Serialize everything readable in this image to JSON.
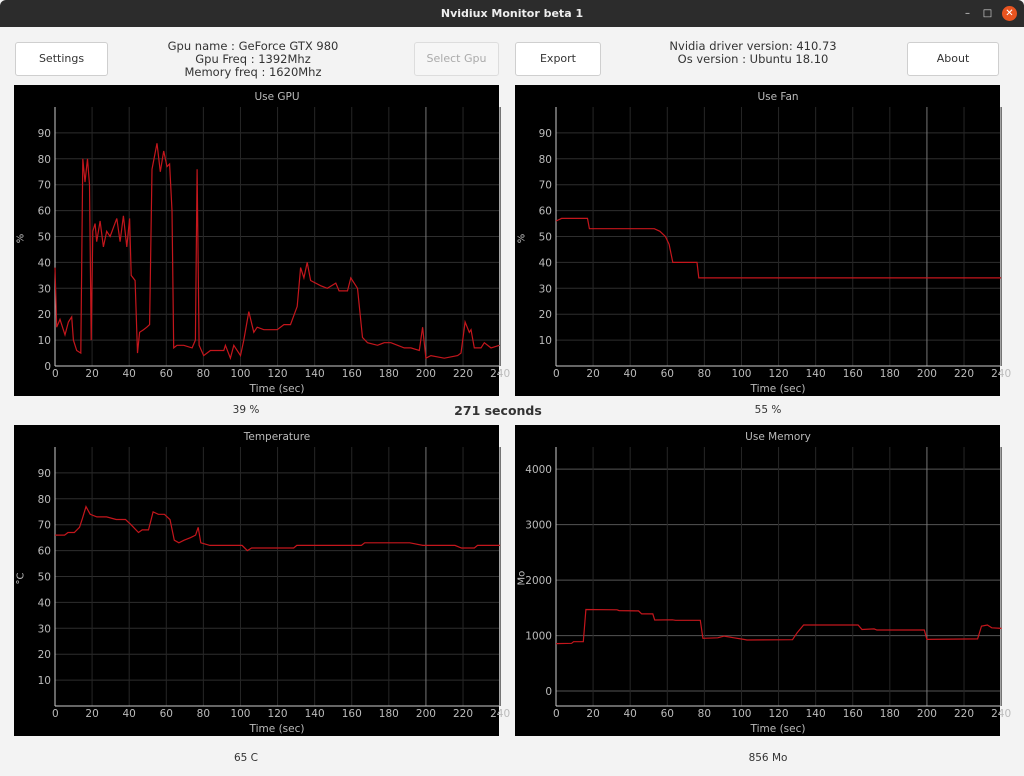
{
  "window": {
    "title": "Nvidiux Monitor beta 1",
    "minimize": "–",
    "maximize": "□",
    "close": "✕"
  },
  "toolbar": {
    "settings": "Settings",
    "select_gpu": "Select Gpu",
    "export": "Export",
    "about": "About"
  },
  "gpu_info": {
    "name": "Gpu name : GeForce GTX 980",
    "freq": "Gpu Freq : 1392Mhz",
    "mem_freq": "Memory freq : 1620Mhz"
  },
  "system_info": {
    "driver": "Nvidia driver version: 410.73",
    "os": "Os version : Ubuntu 18.10"
  },
  "elapsed": "271 seconds",
  "readouts": {
    "gpu": "39 %",
    "fan": "55 %",
    "temperature": "65 C",
    "memory": "856 Mo"
  },
  "line_color": "#c4161c",
  "chart_data": [
    {
      "type": "line",
      "title": "Use GPU",
      "xlabel": "Time (sec)",
      "ylabel": "%",
      "xlim": [
        0,
        239.4
      ],
      "ylim": [
        0,
        100
      ],
      "xticks": [
        "0",
        "20",
        "40",
        "60",
        "80",
        "100",
        "120",
        "140",
        "160",
        "180",
        "200",
        "220",
        "240"
      ],
      "yticks": [
        "0",
        "10",
        "20",
        "30",
        "40",
        "50",
        "60",
        "70",
        "80",
        "90"
      ],
      "ytick_values": [
        0,
        10,
        20,
        30,
        40,
        50,
        60,
        70,
        80,
        90
      ],
      "grid": true,
      "points": [
        [
          0,
          38
        ],
        [
          0.9,
          15
        ],
        [
          2.7,
          18
        ],
        [
          5.4,
          12
        ],
        [
          7.2,
          17
        ],
        [
          9,
          19
        ],
        [
          9.9,
          10
        ],
        [
          11.7,
          6
        ],
        [
          13.9,
          5
        ],
        [
          15,
          80
        ],
        [
          16.2,
          71
        ],
        [
          17.5,
          80
        ],
        [
          18.6,
          70
        ],
        [
          19.5,
          10
        ],
        [
          20.4,
          52
        ],
        [
          21.6,
          55
        ],
        [
          22.5,
          48
        ],
        [
          24.3,
          56
        ],
        [
          26.1,
          46
        ],
        [
          27.9,
          52
        ],
        [
          29.7,
          50
        ],
        [
          33.3,
          57
        ],
        [
          35.1,
          48
        ],
        [
          36.9,
          58
        ],
        [
          38.7,
          46
        ],
        [
          40.2,
          57
        ],
        [
          41.1,
          35
        ],
        [
          43.2,
          33
        ],
        [
          44.5,
          5
        ],
        [
          45.6,
          13
        ],
        [
          47.7,
          14
        ],
        [
          49.5,
          15
        ],
        [
          51,
          16
        ],
        [
          52.3,
          76
        ],
        [
          55,
          86
        ],
        [
          56.8,
          75
        ],
        [
          58.6,
          83
        ],
        [
          60.4,
          77
        ],
        [
          61.8,
          78
        ],
        [
          63.1,
          60
        ],
        [
          64,
          7
        ],
        [
          65.8,
          8
        ],
        [
          69.4,
          8
        ],
        [
          73.9,
          7
        ],
        [
          75.7,
          10
        ],
        [
          76.6,
          76
        ],
        [
          77.7,
          8
        ],
        [
          80.2,
          4
        ],
        [
          83.8,
          6
        ],
        [
          87.4,
          6
        ],
        [
          91,
          6
        ],
        [
          91.9,
          8
        ],
        [
          94.6,
          3
        ],
        [
          96.4,
          8
        ],
        [
          100,
          4
        ],
        [
          101.8,
          10
        ],
        [
          104.5,
          21
        ],
        [
          107.2,
          13
        ],
        [
          109,
          15
        ],
        [
          112.6,
          14
        ],
        [
          116.2,
          14
        ],
        [
          119.8,
          14
        ],
        [
          123.4,
          16
        ],
        [
          127,
          16
        ],
        [
          130.6,
          23
        ],
        [
          132.4,
          38
        ],
        [
          134.2,
          34
        ],
        [
          136,
          40
        ],
        [
          137.8,
          33
        ],
        [
          143.2,
          31
        ],
        [
          146.8,
          30
        ],
        [
          151.4,
          32
        ],
        [
          153.2,
          29
        ],
        [
          157.7,
          29
        ],
        [
          159.5,
          34
        ],
        [
          163.1,
          30
        ],
        [
          165.8,
          11
        ],
        [
          168.5,
          9
        ],
        [
          173.9,
          8
        ],
        [
          177.5,
          9
        ],
        [
          181.1,
          9
        ],
        [
          184.7,
          8
        ],
        [
          188.3,
          7
        ],
        [
          191.9,
          7
        ],
        [
          196.4,
          6
        ],
        [
          198.2,
          15
        ],
        [
          200,
          3
        ],
        [
          202.7,
          4
        ],
        [
          209.9,
          3
        ],
        [
          217.1,
          4
        ],
        [
          218.9,
          5
        ],
        [
          221.1,
          17
        ],
        [
          223.4,
          13
        ],
        [
          224.3,
          14
        ],
        [
          226.1,
          7
        ],
        [
          229.7,
          7
        ],
        [
          231.5,
          9
        ],
        [
          235.1,
          7
        ],
        [
          239.6,
          8
        ]
      ]
    },
    {
      "type": "line",
      "title": "Use Fan",
      "xlabel": "Time (sec)",
      "ylabel": "%",
      "xlim": [
        0,
        239.4
      ],
      "ylim": [
        0,
        100
      ],
      "xticks": [
        "0",
        "20",
        "40",
        "60",
        "80",
        "100",
        "120",
        "140",
        "160",
        "180",
        "200",
        "220",
        "240"
      ],
      "yticks": [
        "10",
        "20",
        "30",
        "40",
        "50",
        "60",
        "70",
        "80",
        "90"
      ],
      "ytick_values": [
        10,
        20,
        30,
        40,
        50,
        60,
        70,
        80,
        90
      ],
      "grid": true,
      "points": [
        [
          0,
          56
        ],
        [
          3,
          57
        ],
        [
          17,
          57
        ],
        [
          18,
          53
        ],
        [
          53,
          53
        ],
        [
          56,
          52
        ],
        [
          59,
          50
        ],
        [
          61,
          47
        ],
        [
          63,
          40
        ],
        [
          76,
          40
        ],
        [
          77,
          34
        ],
        [
          240,
          34
        ]
      ]
    },
    {
      "type": "line",
      "title": "Temperature",
      "xlabel": "Time (sec)",
      "ylabel": "°C",
      "xlim": [
        0,
        239.4
      ],
      "ylim": [
        0,
        100
      ],
      "xticks": [
        "0",
        "20",
        "40",
        "60",
        "80",
        "100",
        "120",
        "140",
        "160",
        "180",
        "200",
        "220",
        "240"
      ],
      "yticks": [
        "10",
        "20",
        "30",
        "40",
        "50",
        "60",
        "70",
        "80",
        "90"
      ],
      "ytick_values": [
        10,
        20,
        30,
        40,
        50,
        60,
        70,
        80,
        90
      ],
      "grid": true,
      "points": [
        [
          0,
          66
        ],
        [
          5.2,
          66
        ],
        [
          7,
          67
        ],
        [
          10.4,
          67
        ],
        [
          13.2,
          69
        ],
        [
          14.6,
          72
        ],
        [
          16.7,
          77
        ],
        [
          19,
          74
        ],
        [
          22.6,
          73
        ],
        [
          27.8,
          73
        ],
        [
          33,
          72
        ],
        [
          38,
          72
        ],
        [
          41,
          70
        ],
        [
          45,
          67
        ],
        [
          47,
          68
        ],
        [
          50.4,
          68
        ],
        [
          52.9,
          75
        ],
        [
          55.7,
          74
        ],
        [
          59,
          74
        ],
        [
          62,
          72
        ],
        [
          64.3,
          64
        ],
        [
          66.8,
          63
        ],
        [
          69.6,
          64
        ],
        [
          73,
          65
        ],
        [
          75.8,
          66
        ],
        [
          77.2,
          69
        ],
        [
          78.6,
          63
        ],
        [
          83.5,
          62
        ],
        [
          90.4,
          62
        ],
        [
          100.9,
          62
        ],
        [
          103.7,
          60
        ],
        [
          106,
          61
        ],
        [
          114.8,
          61
        ],
        [
          128.7,
          61
        ],
        [
          130.4,
          62
        ],
        [
          165.2,
          62
        ],
        [
          167,
          63
        ],
        [
          191.3,
          63
        ],
        [
          198.3,
          62
        ],
        [
          215.7,
          62
        ],
        [
          219.1,
          61
        ],
        [
          226.1,
          61
        ],
        [
          227.8,
          62
        ],
        [
          240,
          62
        ]
      ]
    },
    {
      "type": "line",
      "title": "Use Memory",
      "xlabel": "Time (sec)",
      "ylabel": "Mo",
      "xlim": [
        0,
        239.4
      ],
      "ylim": [
        -270,
        4400
      ],
      "xticks": [
        "0",
        "20",
        "40",
        "60",
        "80",
        "100",
        "120",
        "140",
        "160",
        "180",
        "200",
        "220",
        "240"
      ],
      "yticks": [
        "0",
        "1000",
        "2000",
        "3000",
        "4000"
      ],
      "ytick_values": [
        0,
        1000,
        2000,
        3000,
        4000
      ],
      "grid": true,
      "points": [
        [
          0,
          856
        ],
        [
          8.4,
          860
        ],
        [
          9.5,
          890
        ],
        [
          14.7,
          890
        ],
        [
          16.1,
          1470
        ],
        [
          32.9,
          1465
        ],
        [
          34,
          1450
        ],
        [
          44.5,
          1445
        ],
        [
          46.2,
          1390
        ],
        [
          52.2,
          1390
        ],
        [
          53.2,
          1280
        ],
        [
          62.7,
          1285
        ],
        [
          64.5,
          1275
        ],
        [
          77.8,
          1275
        ],
        [
          79.2,
          950
        ],
        [
          87.2,
          960
        ],
        [
          90.7,
          990
        ],
        [
          96,
          960
        ],
        [
          101.2,
          930
        ],
        [
          103,
          920
        ],
        [
          127.5,
          925
        ],
        [
          130,
          1050
        ],
        [
          133.5,
          1190
        ],
        [
          162.9,
          1190
        ],
        [
          165,
          1110
        ],
        [
          171.5,
          1120
        ],
        [
          173,
          1100
        ],
        [
          198.6,
          1100
        ],
        [
          200,
          930
        ],
        [
          227.3,
          940
        ],
        [
          229.4,
          1170
        ],
        [
          232.6,
          1190
        ],
        [
          235,
          1140
        ],
        [
          240.3,
          1130
        ]
      ]
    }
  ]
}
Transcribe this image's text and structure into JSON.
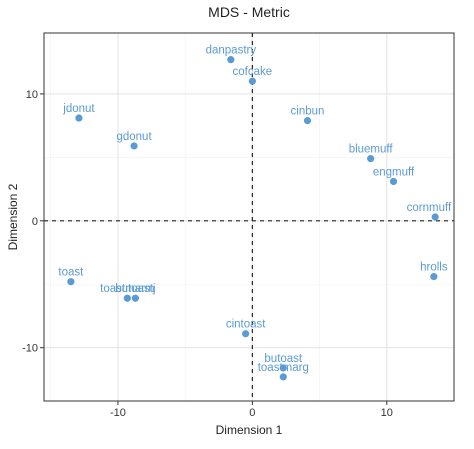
{
  "chart_data": {
    "type": "scatter",
    "title": "MDS - Metric",
    "xlabel": "Dimension 1",
    "ylabel": "Dimension 2",
    "xlim": [
      -15.5,
      15.0
    ],
    "ylim": [
      -14.2,
      14.8
    ],
    "xticks": [
      -10,
      0,
      10
    ],
    "yticks": [
      -10,
      0,
      10
    ],
    "grid": true,
    "reference_lines": {
      "x": 0,
      "y": 0,
      "style": "dashed"
    },
    "point_color": "#5b9bd5",
    "points": [
      {
        "label": "danpastry",
        "x": -1.6,
        "y": 12.7
      },
      {
        "label": "cofcake",
        "x": 0.0,
        "y": 11.0
      },
      {
        "label": "jdonut",
        "x": -12.9,
        "y": 8.1
      },
      {
        "label": "gdonut",
        "x": -8.8,
        "y": 5.9
      },
      {
        "label": "cinbun",
        "x": 4.1,
        "y": 7.9
      },
      {
        "label": "bluemuff",
        "x": 8.8,
        "y": 4.9
      },
      {
        "label": "engmuff",
        "x": 10.5,
        "y": 3.1
      },
      {
        "label": "cornmuff",
        "x": 13.6,
        "y": 0.3
      },
      {
        "label": "toast",
        "x": -13.5,
        "y": -4.8
      },
      {
        "label": "toastmarm",
        "x": -9.3,
        "y": -6.1
      },
      {
        "label": "butoastj",
        "x": -8.7,
        "y": -6.1
      },
      {
        "label": "hrolls",
        "x": 13.5,
        "y": -4.4
      },
      {
        "label": "cintoast",
        "x": -0.5,
        "y": -8.9
      },
      {
        "label": "butoast",
        "x": 2.3,
        "y": -11.6
      },
      {
        "label": "toastmarg",
        "x": 2.3,
        "y": -12.3
      }
    ]
  }
}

● ● ● ● ● ● ●

● Prompt:
Indicate how many lines of the material include the word "this"; the number alone is required.

● Completed exercise:
2